Examine each line of the data. Copy those that contain the string "绿色氧化剂".

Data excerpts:
----------------------------------------
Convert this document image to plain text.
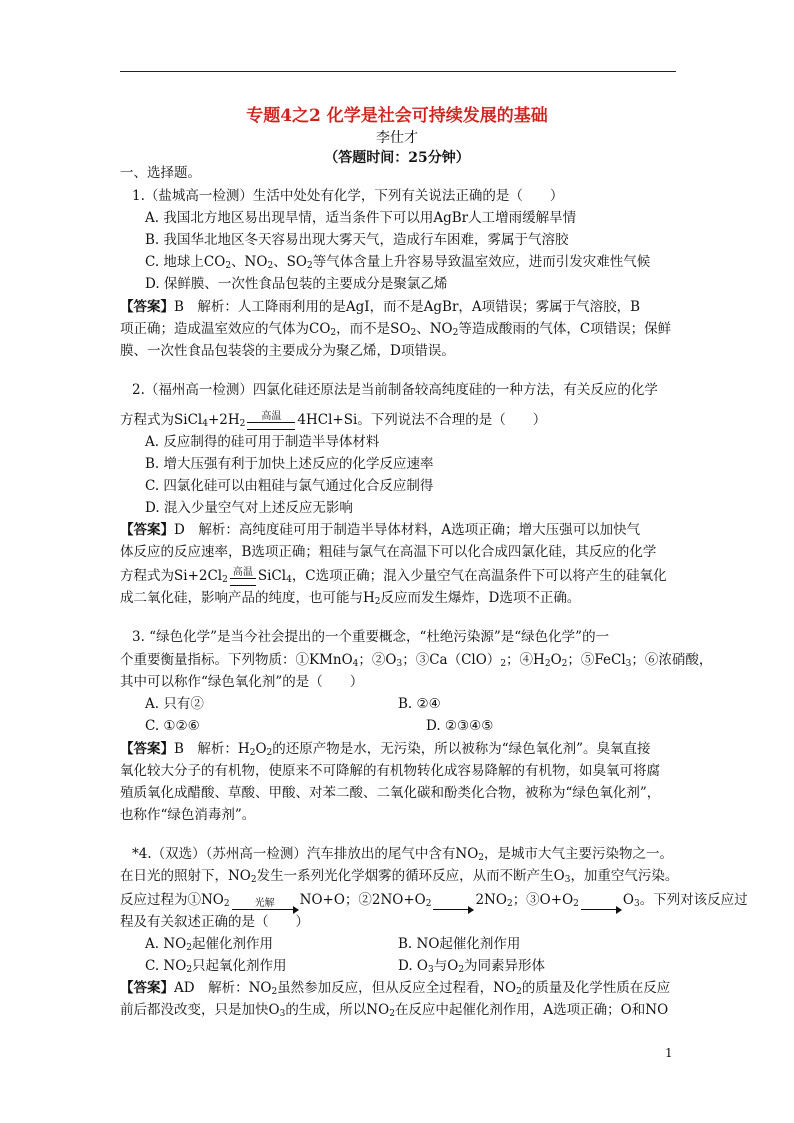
专题4之2 化学是社会可持续发展的基础
李仕才
（答题时间：25分钟）
一、选择题。
1.（盐城高一检测）生活中处处有化学，下列有关说法正确的是（　　）
A. 我国北方地区易出现旱情，适当条件下可以用AgBr人工增雨缓解旱情
B. 我国华北地区冬天容易出现大雾天气，造成行车困难，雾属于气溶胶
C. 地球上$CO_2$、$NO_2$、$SO_2$等气体含量上升容易导致温室效应，进而引发灾难性气候
D. 保鲜膜、一次性食品包装的主要成分是聚氯乙烯
【答案】B　解析：人工降雨利用的是AgI，而不是AgBr，A项错误；雾属于气溶胶，B
项正确；造成温室效应的气体为$CO_2$，而不是$SO_2$、$NO_2$等造成酸雨的气体，C项错误；保鲜
膜、一次性食品包装袋的主要成分为聚乙烯，D项错误。
2.（福州高一检测）四氯化硅还原法是当前制备较高纯度硅的一种方法，有关反应的化学
方程式为$SiCl_4+2H_2$
高温	4HCl+Si。下列说法不合理的是（　　）
A. 反应制得的硅可用于制造半导体材料
B. 增大压强有利于加快上述反应的化学反应速率
C. 四氯化硅可以由粗硅与氯气通过化合反应制得
D. 混入少量空气对上述反应无影响
【答案】D　解析：高纯度硅可用于制造半导体材料，A选项正确；增大压强可以加快气
体反应的反应速率，B选项正确；粗硅与氯气在高温下可以化合成四氯化硅，其反应的化学
方程式为$Si+2Cl_2$
高温 SiCl$_4$，C选项正确；混入少量空气在高温条件下可以将产生的硅氧化
成二氧化硅，影响产品的纯度，也可能与$H_2$反应而发生爆炸，D选项不正确。
3. “绿色化学”是当今社会提出的一个重要概念，“杜绝污染源”是“绿色化学”的一
个重要衡量指标。下列物质：①KMnO$_4$；$②O_3$；$③Ca(ClO)_2$；$④H_2O_2$；⑤FeCl$_3$；⑥浓硝酸，
其中可以称作“绿色氧化剂”的是（　　）
A. 只有②	B. ②④
C. ①②⑥	D. ②③④⑤
【答案】B　解析：$H_2O_2$的还原产物是水，无污染，所以被称为“绿色氧化剂”。臭氧直接
氧化较大分子的有机物，使原来不可降解的有机物转化成容易降解的有机物，如臭氧可将腐
殖质氧化成醋酸、草酸、甲酸、对苯二酸、二氧化碳和酚类化合物，被称为“绿色氧化剂”，
也称作“绿色消毒剂”。
*4.（双选）（苏州高一检测）汽车排放出的尾气中含有$NO_2$，是城市大气主要污染物之一。
在日光的照射下，$NO_2$发生一系列光化学烟雾的循环反应，从而不断产生$O_3$，加重空气污染。
反应过程为$①NO_2$	光解	NO+O；$②2NO+O_2$
	$2NO_2$；$③O+O_2$
	$O_3$。下列对该反应过
程及有关叙述正确的是（　　）
A. $NO_2$起催化剂作用	B. NO起催化剂作用
C. $NO_2$只起氧化剂作用	D. $O_3$与$O_2$为同素异形体
【答案】AD　解析：$NO_2$虽然参加反应，但从反应全过程看，$NO_2$的质量及化学性质在反应
前后都没改变，只是加快$O_3$的生成，所以$NO_2$在反应中起催化剂作用，A选项正确；O和NO
1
----------------------------------------
**SOLUTION FOR THIS TASK**.
其中可以称作“绿色氧化剂”的是（　　）
【答案】B　解析：$H_2O_2$的还原产物是水，无污染，所以被称为“绿色氧化剂”。臭氧直接
殖质氧化成醋酸、草酸、甲酸、对苯二酸、二氧化碳和酚类化合物，被称为“绿色氧化剂”，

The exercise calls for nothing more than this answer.